Input records -

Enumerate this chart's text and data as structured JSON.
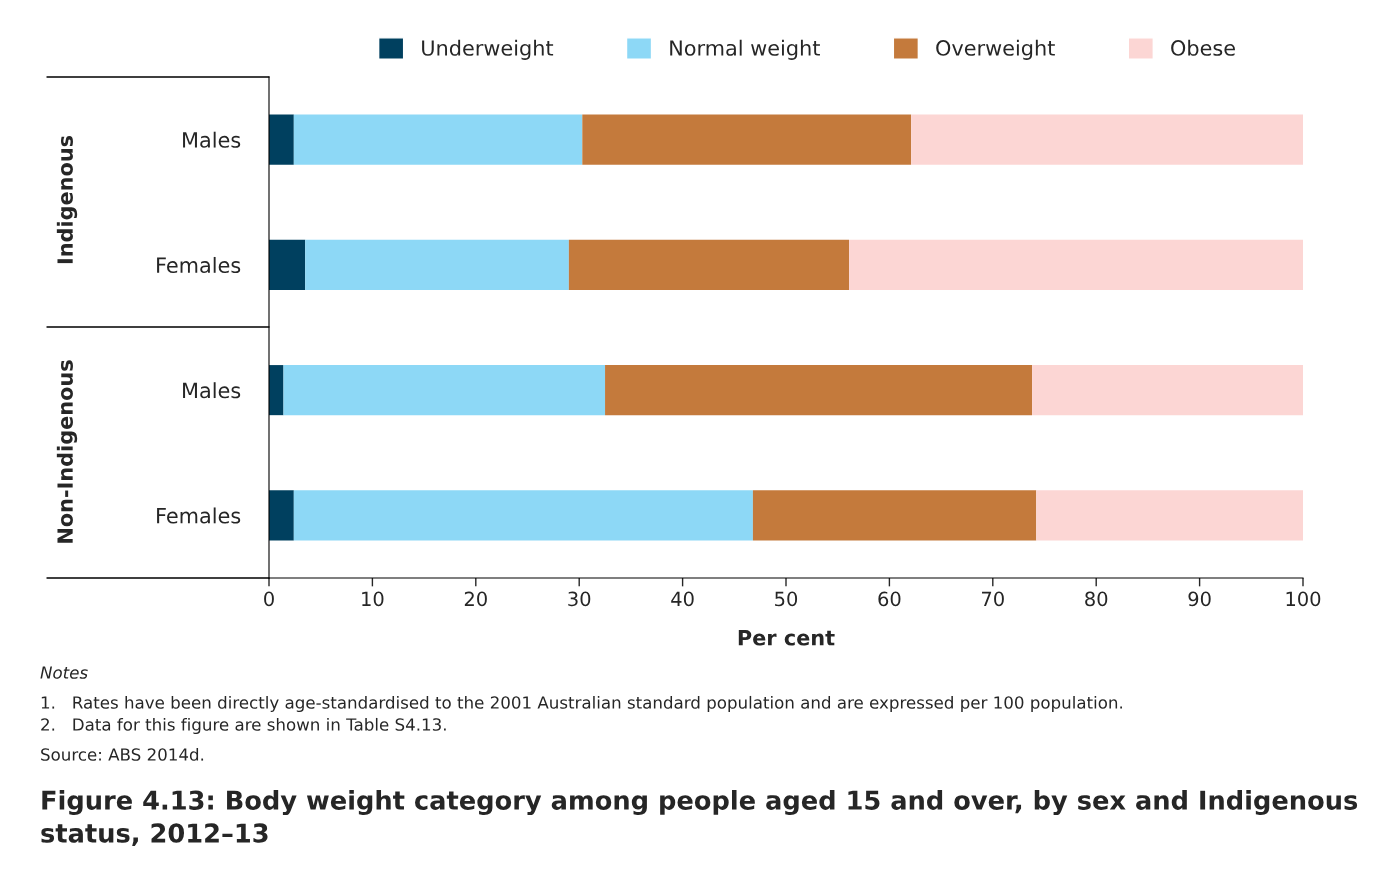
{
  "chart_data": {
    "type": "bar",
    "orientation": "horizontal",
    "stacked": true,
    "title": "Figure 4.13: Body weight category among people aged 15 and over, by sex and Indigenous status, 2012–13",
    "xlabel": "Per cent",
    "categories": [
      "Males",
      "Females",
      "Males",
      "Females"
    ],
    "series": [
      {
        "name": "Underweight",
        "color": "#00405f",
        "values": [
          2.4,
          3.5,
          1.4,
          2.4
        ]
      },
      {
        "name": "Normal weight",
        "color": "#8dd8f6",
        "values": [
          27.9,
          25.5,
          31.1,
          44.4
        ]
      },
      {
        "name": "Overweight",
        "color": "#c47a3c",
        "values": [
          31.8,
          27.1,
          41.3,
          27.4
        ]
      },
      {
        "name": "Obese",
        "color": "#fcd6d4",
        "values": [
          38.0,
          43.9,
          26.5,
          26.0
        ]
      }
    ],
    "xlim": [
      0,
      100
    ],
    "xticks": [
      0,
      10,
      20,
      30,
      40,
      50,
      60,
      70,
      80,
      90,
      100
    ],
    "grid": false,
    "legend": "top",
    "annotations": [
      "Indigenous",
      "Non-Indigenous",
      "Notes",
      "1.   Rates have been directly age-standardised to the 2001 Australian standard population and are expressed per 100 population.",
      "2.   Data for this figure are shown in Table S4.13.",
      "Source: ABS 2014d."
    ]
  }
}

Task details - Locate the lines above that contain "name" and copy them.

Response to this exercise -
        "name": "Underweight",
        "name": "Normal weight",
        "name": "Overweight",
        "name": "Obese",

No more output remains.